_Do this_. Extract all lines in the data that contain the word "KONCERT".

'''

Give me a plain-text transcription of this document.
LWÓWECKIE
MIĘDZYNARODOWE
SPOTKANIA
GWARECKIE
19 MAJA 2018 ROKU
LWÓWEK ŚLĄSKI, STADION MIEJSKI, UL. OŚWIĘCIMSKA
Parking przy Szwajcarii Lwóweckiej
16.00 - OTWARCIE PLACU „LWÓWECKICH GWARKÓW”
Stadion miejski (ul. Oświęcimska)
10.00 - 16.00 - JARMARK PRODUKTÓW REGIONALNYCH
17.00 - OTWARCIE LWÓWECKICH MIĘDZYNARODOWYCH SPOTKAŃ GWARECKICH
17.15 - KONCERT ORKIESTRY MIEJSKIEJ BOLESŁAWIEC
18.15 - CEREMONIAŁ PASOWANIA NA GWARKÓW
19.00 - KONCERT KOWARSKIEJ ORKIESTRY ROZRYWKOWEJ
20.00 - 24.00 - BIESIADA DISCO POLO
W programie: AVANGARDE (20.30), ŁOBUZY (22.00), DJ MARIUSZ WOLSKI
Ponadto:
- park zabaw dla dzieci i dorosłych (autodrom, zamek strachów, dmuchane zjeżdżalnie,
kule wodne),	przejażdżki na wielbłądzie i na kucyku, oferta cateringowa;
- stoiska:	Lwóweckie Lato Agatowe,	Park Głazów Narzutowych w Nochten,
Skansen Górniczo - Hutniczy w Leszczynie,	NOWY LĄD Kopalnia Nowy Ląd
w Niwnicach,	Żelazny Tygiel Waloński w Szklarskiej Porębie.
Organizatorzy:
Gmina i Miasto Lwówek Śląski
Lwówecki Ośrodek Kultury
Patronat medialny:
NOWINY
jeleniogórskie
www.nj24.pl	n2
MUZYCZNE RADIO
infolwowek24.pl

'''

_Finished answer_.
17.15 - KONCERT ORKIESTRY MIEJSKIEJ BOLESŁAWIEC
19.00 - KONCERT KOWARSKIEJ ORKIESTRY ROZRYWKOWEJ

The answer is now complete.